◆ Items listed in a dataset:
§ §

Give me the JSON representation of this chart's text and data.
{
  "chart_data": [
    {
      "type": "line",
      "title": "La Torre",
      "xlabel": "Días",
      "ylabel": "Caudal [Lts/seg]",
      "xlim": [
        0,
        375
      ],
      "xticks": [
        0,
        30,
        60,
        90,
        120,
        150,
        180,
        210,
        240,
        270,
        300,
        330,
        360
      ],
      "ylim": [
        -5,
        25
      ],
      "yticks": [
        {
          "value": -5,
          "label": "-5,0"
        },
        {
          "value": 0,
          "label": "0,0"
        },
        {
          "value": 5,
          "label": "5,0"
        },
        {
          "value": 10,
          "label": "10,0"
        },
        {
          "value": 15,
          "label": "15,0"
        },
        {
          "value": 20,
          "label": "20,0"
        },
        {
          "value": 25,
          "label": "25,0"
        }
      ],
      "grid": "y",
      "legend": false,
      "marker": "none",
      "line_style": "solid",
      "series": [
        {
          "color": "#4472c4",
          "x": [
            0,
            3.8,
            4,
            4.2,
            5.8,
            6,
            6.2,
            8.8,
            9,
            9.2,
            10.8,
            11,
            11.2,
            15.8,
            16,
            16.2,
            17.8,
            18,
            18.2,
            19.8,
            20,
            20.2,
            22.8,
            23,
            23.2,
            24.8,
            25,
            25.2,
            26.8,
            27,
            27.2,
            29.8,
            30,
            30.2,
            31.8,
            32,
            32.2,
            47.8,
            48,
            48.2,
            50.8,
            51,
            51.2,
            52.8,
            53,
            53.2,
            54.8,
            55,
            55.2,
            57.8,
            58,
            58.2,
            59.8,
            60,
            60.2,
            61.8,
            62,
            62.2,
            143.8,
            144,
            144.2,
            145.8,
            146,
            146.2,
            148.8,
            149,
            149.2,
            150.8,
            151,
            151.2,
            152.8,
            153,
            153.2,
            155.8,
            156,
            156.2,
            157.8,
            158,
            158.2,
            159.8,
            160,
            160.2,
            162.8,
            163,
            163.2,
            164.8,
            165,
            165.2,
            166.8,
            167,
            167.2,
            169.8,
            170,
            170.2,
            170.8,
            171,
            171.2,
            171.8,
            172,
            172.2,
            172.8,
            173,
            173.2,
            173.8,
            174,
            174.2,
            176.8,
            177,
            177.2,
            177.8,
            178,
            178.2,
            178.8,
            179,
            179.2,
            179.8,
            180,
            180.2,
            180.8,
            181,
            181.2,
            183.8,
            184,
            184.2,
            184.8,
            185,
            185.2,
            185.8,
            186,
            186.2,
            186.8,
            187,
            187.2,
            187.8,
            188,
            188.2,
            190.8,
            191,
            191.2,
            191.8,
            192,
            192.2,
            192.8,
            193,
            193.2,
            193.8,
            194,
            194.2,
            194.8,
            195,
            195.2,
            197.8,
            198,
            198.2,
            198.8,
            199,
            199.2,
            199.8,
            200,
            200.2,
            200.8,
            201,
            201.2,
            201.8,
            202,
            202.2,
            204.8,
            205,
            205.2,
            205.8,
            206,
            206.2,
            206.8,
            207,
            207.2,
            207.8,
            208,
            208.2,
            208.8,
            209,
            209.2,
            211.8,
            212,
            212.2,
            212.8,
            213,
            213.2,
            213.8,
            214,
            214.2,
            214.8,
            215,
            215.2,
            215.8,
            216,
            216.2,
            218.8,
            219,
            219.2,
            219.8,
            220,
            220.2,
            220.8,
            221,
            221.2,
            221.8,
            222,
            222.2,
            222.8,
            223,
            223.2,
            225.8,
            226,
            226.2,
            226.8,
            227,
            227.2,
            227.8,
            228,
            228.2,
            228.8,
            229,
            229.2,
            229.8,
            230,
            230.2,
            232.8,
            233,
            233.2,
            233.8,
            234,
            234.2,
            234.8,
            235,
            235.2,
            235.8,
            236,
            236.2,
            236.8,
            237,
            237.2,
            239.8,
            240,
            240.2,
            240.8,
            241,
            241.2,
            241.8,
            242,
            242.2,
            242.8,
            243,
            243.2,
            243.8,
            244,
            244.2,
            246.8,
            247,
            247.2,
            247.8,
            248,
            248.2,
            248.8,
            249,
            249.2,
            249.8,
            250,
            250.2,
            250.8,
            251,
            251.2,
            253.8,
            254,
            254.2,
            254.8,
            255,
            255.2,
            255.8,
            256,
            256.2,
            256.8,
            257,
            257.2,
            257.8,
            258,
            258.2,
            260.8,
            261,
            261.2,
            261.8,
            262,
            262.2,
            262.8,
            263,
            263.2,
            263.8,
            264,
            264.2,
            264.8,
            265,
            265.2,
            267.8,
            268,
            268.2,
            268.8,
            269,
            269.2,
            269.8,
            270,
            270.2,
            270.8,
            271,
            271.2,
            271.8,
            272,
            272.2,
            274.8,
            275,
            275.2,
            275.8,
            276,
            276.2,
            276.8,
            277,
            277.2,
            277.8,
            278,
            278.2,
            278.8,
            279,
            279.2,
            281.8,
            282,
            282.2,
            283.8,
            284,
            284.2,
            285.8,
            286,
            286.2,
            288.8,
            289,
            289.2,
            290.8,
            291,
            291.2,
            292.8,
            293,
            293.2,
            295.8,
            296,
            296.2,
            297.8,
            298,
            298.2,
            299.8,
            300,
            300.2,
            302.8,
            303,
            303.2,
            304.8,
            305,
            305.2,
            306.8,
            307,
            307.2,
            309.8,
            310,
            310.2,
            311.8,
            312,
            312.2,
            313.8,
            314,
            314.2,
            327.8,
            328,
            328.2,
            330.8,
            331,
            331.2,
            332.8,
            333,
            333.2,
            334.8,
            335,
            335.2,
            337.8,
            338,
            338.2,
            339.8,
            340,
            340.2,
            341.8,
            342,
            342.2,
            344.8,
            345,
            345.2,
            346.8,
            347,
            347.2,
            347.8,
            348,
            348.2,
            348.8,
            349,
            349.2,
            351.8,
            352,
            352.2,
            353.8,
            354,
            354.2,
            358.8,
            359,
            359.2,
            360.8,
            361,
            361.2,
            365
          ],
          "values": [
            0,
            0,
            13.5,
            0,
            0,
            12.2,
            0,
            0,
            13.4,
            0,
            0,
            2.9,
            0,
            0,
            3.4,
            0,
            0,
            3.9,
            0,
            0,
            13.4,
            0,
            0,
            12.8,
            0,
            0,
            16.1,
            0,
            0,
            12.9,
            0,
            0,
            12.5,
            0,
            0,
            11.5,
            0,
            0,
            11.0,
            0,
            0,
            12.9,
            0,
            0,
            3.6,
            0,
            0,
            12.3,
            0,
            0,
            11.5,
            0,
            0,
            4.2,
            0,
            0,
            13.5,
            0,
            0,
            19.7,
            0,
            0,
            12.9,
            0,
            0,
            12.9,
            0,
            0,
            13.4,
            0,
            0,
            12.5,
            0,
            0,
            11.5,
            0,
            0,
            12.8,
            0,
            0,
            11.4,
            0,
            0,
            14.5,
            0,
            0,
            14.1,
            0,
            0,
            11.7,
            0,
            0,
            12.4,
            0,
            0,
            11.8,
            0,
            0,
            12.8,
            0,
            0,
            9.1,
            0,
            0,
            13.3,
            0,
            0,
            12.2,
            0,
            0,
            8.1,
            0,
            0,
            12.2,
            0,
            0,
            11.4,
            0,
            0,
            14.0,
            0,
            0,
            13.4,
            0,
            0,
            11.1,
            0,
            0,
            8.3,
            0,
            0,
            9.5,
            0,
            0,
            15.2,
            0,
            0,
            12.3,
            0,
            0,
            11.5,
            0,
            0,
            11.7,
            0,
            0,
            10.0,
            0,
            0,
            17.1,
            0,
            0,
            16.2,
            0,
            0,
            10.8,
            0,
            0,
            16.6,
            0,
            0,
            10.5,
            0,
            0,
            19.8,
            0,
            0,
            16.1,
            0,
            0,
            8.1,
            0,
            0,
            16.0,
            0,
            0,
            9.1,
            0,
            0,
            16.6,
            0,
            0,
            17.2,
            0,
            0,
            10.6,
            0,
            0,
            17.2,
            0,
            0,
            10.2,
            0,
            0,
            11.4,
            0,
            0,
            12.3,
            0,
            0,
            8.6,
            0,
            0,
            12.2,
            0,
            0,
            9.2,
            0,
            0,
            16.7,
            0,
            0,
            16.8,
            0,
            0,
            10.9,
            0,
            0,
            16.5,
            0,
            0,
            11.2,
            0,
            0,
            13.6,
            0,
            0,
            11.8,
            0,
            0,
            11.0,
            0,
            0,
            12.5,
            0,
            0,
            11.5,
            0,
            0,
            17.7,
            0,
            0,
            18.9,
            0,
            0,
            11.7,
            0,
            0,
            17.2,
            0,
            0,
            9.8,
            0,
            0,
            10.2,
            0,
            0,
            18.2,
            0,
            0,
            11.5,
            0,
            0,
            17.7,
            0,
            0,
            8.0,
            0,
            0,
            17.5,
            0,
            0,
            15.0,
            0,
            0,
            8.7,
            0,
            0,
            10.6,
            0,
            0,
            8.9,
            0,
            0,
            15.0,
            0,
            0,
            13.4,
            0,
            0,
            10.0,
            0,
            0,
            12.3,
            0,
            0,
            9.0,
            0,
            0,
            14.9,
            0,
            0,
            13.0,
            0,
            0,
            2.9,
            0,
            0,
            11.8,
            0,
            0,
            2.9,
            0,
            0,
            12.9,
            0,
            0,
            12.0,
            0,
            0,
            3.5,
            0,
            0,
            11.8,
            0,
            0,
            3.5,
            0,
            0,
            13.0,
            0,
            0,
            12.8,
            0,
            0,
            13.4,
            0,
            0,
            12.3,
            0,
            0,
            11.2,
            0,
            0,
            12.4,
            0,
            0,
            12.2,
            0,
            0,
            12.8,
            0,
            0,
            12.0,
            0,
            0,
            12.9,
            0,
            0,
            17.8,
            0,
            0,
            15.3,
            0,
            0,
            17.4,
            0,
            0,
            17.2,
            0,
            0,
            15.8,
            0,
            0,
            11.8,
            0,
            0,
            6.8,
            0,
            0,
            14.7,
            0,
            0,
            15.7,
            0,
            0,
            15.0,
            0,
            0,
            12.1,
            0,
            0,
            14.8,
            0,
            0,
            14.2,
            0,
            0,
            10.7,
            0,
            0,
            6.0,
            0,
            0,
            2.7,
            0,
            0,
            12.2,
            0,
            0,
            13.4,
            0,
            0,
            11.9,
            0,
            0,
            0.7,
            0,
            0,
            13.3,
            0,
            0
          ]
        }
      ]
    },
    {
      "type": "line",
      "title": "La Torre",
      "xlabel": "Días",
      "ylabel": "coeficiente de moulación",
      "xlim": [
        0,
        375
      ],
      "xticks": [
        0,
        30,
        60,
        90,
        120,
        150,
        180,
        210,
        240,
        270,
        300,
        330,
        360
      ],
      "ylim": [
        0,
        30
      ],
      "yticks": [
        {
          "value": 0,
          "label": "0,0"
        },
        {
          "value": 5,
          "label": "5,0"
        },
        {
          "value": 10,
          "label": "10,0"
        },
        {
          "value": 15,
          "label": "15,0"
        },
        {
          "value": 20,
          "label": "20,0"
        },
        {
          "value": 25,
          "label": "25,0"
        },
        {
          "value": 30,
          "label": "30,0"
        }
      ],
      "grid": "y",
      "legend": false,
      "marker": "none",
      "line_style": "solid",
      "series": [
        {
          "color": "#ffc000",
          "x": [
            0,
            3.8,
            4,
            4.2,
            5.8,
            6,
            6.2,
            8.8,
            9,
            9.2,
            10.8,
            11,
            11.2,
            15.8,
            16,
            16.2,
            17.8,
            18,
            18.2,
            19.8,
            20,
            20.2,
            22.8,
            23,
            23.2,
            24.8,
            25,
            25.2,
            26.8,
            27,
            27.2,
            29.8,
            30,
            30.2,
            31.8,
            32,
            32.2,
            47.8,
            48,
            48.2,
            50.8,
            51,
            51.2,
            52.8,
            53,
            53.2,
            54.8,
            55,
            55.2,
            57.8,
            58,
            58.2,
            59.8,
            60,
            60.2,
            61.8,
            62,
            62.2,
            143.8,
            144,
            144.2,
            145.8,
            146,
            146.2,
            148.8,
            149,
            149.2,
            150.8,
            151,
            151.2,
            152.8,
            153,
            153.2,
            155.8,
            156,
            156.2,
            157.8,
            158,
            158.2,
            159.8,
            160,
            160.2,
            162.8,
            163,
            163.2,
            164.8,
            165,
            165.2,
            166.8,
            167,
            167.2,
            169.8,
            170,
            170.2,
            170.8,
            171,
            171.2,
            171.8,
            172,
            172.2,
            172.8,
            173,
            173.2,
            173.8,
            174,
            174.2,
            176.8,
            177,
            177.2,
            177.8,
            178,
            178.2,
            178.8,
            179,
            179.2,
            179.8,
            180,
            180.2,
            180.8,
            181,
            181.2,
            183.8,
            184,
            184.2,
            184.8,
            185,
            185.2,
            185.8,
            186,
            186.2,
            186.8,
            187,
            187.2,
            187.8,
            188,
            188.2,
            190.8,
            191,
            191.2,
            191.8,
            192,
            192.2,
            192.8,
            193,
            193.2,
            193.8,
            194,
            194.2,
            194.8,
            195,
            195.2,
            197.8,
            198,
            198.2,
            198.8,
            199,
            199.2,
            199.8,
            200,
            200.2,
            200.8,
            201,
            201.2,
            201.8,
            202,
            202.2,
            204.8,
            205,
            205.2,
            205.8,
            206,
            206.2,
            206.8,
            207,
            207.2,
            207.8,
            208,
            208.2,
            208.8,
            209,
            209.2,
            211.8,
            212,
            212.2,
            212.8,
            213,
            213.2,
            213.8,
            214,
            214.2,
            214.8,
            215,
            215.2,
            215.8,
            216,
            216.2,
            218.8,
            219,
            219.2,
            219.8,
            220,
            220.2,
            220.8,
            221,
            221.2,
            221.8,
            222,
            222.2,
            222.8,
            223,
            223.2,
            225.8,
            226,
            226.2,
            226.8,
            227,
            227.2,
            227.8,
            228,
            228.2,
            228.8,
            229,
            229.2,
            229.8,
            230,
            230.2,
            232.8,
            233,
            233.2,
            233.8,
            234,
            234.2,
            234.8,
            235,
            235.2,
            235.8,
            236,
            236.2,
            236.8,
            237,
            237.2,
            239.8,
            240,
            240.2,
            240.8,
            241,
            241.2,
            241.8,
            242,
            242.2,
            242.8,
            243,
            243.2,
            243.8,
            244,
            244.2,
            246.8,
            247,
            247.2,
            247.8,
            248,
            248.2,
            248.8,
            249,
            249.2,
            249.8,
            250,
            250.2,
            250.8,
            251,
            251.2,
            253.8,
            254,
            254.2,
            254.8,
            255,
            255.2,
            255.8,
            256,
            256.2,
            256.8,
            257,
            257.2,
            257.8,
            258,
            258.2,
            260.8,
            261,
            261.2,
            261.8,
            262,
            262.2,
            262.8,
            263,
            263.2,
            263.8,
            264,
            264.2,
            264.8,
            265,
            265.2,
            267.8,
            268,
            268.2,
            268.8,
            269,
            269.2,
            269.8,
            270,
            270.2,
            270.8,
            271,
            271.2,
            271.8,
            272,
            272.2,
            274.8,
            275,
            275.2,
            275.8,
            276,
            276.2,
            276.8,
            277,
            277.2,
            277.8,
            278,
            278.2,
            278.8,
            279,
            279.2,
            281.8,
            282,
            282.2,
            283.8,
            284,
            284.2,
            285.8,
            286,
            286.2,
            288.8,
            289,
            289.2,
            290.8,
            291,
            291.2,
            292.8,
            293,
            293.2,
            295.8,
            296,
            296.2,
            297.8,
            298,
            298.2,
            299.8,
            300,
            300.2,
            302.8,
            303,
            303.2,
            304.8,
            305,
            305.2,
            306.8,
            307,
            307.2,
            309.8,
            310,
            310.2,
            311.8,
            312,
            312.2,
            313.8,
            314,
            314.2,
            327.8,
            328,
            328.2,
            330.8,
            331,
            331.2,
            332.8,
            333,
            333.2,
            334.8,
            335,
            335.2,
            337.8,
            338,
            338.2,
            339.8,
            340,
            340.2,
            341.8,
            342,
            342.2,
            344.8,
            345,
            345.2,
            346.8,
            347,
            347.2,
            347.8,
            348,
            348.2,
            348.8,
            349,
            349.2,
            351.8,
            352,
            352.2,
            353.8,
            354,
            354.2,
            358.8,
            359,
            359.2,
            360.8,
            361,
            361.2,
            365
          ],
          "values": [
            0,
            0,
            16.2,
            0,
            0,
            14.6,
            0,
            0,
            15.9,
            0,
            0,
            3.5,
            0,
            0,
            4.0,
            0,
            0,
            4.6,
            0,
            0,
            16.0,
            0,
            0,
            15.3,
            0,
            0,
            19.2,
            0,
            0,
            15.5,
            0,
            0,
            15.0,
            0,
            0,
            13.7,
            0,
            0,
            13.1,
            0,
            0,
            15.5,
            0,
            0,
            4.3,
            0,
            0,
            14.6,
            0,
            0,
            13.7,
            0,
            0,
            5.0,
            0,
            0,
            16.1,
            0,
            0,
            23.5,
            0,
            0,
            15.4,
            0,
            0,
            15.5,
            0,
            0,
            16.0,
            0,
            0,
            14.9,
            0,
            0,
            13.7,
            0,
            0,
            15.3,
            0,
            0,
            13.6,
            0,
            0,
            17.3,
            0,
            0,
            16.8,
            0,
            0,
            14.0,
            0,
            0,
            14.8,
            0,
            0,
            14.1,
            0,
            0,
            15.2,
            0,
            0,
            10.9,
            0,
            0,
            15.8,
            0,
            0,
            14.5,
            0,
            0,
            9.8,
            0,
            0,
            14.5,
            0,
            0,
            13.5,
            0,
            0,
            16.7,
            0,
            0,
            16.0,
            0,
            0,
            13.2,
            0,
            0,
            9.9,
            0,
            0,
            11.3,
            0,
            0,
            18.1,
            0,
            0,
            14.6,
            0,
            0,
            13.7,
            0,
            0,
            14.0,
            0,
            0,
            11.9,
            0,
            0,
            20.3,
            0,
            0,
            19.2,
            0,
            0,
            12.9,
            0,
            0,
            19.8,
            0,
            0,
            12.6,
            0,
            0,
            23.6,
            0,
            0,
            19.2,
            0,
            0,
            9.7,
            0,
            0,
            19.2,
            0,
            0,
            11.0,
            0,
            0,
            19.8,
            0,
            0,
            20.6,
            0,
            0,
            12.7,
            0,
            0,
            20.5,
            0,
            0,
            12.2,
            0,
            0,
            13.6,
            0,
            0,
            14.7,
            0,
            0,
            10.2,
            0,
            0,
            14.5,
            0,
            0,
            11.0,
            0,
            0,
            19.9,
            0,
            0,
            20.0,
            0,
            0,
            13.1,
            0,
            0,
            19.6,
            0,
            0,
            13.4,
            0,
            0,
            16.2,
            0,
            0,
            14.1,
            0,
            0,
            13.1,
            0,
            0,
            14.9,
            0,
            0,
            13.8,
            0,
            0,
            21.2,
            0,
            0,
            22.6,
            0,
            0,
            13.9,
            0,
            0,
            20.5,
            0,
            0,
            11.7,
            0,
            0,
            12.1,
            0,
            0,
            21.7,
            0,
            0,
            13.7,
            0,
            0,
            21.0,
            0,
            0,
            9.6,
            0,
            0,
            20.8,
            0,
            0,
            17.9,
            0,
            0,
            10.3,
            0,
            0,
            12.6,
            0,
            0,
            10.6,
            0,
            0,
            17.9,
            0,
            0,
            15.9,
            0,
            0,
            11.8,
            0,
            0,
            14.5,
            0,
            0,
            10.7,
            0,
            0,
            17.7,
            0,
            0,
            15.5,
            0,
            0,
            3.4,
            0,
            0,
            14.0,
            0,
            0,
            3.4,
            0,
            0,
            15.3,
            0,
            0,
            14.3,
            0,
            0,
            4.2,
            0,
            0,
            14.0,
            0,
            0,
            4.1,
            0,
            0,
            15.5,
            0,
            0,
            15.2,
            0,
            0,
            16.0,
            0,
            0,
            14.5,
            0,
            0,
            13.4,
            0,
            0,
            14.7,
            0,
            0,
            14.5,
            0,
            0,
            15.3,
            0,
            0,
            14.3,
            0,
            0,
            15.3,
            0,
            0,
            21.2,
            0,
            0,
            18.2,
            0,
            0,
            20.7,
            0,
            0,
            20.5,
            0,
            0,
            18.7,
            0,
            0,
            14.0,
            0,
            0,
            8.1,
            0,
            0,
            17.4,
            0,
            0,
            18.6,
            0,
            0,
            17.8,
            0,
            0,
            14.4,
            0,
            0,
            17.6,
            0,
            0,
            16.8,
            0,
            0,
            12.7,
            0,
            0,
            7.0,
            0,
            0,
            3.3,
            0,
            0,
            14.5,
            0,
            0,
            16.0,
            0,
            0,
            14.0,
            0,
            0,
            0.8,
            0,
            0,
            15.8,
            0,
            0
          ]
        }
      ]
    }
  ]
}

§ §

◆ What this task involves:
Locate the word "ylabel" in the records above, and return each line that has it.

◆ Finished exercise:
      "ylabel": "Caudal [Lts/seg]",
      "ylabel": "coeficiente de moulación",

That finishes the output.